Stored records
##############################
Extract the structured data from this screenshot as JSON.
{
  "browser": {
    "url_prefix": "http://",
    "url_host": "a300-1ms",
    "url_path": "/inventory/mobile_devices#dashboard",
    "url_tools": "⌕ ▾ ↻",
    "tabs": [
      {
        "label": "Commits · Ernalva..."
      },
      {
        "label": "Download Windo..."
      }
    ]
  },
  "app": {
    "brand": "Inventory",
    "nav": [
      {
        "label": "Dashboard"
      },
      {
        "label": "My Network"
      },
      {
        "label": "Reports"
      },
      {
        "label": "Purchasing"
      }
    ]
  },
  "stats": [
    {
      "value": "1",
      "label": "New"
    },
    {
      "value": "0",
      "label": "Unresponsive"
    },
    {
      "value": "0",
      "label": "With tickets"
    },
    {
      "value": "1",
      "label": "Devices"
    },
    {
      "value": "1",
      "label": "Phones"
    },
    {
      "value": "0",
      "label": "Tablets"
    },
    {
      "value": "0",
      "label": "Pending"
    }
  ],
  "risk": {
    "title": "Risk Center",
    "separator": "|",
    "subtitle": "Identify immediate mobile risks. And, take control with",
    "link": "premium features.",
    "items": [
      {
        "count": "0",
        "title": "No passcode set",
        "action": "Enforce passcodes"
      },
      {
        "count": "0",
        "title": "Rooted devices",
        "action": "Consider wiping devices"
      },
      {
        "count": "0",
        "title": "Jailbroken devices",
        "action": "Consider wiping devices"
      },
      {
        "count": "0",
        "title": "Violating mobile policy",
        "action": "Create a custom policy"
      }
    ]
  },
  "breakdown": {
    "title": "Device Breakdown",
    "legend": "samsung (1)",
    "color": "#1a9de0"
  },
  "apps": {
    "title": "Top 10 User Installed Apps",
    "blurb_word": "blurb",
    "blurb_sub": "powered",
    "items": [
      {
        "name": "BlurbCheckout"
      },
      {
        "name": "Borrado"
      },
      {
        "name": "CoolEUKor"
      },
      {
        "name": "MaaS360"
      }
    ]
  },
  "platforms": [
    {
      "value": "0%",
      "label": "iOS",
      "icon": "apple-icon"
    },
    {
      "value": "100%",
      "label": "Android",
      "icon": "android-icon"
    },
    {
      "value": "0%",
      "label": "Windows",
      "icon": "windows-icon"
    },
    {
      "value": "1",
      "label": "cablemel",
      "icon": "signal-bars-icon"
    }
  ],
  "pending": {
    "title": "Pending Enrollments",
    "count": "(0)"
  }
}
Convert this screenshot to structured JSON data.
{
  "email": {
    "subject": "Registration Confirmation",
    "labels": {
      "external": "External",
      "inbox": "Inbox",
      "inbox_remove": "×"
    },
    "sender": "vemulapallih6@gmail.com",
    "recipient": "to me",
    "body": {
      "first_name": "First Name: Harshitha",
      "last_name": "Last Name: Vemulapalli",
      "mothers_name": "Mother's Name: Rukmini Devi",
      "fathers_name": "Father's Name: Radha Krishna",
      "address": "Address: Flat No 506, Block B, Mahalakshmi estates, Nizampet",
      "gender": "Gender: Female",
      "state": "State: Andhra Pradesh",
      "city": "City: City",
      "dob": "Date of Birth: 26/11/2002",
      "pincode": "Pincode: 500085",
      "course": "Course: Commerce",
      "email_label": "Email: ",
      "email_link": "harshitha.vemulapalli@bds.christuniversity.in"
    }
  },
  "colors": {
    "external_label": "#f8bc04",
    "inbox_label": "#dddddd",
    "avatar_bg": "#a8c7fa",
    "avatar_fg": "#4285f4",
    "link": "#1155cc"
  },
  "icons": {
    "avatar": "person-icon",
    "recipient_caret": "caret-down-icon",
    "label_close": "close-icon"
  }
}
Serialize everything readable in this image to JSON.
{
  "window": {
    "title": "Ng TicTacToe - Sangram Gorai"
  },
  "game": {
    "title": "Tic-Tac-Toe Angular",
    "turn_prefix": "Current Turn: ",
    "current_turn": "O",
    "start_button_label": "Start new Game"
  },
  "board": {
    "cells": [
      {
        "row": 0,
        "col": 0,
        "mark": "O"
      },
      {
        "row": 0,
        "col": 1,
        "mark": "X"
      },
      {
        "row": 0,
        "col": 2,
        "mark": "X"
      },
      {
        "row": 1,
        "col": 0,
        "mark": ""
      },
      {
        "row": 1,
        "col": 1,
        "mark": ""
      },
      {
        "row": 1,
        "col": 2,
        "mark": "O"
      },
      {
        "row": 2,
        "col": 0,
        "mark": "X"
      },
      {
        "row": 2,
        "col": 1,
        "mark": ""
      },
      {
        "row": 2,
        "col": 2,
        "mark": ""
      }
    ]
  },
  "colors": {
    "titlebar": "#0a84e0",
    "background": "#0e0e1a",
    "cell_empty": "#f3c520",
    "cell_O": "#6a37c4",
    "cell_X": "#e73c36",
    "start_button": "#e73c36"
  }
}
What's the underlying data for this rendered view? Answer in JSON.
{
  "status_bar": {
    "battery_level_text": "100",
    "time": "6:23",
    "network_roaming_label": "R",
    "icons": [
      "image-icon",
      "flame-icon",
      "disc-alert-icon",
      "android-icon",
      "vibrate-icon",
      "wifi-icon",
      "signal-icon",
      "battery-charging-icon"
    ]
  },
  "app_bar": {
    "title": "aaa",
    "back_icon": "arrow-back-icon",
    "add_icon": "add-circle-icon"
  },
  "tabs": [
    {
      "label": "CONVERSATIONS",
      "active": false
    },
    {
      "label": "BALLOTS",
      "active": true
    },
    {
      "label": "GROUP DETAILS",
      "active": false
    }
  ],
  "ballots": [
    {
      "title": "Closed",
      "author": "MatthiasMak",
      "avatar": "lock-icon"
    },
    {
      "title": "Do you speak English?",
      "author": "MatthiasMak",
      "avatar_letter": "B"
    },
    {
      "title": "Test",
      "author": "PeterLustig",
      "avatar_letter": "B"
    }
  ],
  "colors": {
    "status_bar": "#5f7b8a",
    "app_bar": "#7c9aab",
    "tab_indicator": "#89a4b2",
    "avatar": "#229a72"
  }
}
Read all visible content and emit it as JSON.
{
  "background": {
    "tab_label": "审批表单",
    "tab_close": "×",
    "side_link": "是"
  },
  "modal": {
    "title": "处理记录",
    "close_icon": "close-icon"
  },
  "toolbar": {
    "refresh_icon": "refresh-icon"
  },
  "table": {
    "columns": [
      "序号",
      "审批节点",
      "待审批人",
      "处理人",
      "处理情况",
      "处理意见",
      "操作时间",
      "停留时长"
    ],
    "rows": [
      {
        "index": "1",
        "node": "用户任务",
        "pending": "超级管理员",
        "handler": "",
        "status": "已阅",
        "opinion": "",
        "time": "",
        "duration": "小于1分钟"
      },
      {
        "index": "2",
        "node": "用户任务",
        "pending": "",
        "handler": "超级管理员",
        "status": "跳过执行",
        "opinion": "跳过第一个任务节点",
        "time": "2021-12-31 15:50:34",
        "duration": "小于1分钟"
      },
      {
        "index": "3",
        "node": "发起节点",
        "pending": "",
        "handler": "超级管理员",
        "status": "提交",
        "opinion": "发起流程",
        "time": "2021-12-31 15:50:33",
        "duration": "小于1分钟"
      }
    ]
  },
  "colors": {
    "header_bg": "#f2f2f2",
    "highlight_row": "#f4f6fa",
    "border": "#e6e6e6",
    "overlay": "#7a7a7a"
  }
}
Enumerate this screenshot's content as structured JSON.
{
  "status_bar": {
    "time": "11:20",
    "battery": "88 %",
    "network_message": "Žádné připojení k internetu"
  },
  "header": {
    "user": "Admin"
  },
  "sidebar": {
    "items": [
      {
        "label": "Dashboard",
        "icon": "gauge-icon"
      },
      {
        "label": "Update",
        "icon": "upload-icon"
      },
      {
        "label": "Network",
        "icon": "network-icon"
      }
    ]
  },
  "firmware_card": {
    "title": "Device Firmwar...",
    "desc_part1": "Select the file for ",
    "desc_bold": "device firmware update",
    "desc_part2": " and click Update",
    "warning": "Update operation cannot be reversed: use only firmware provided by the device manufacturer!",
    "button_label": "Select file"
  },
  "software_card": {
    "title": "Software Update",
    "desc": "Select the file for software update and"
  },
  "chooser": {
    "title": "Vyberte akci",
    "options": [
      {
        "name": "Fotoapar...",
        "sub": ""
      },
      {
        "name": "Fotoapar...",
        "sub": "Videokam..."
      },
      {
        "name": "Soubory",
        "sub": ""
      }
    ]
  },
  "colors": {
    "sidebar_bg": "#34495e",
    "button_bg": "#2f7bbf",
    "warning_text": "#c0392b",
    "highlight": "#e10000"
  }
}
##############################
◆ EXERCISE DESCRIPTION
From the entries above, return each line with the word "data" in it.

◆ WRITTEN RESPONSE
Extract the structured data from this screenshot as JSON.
Convert this screenshot to structured JSON data.
What's the underlying data for this rendered view? Answer in JSON.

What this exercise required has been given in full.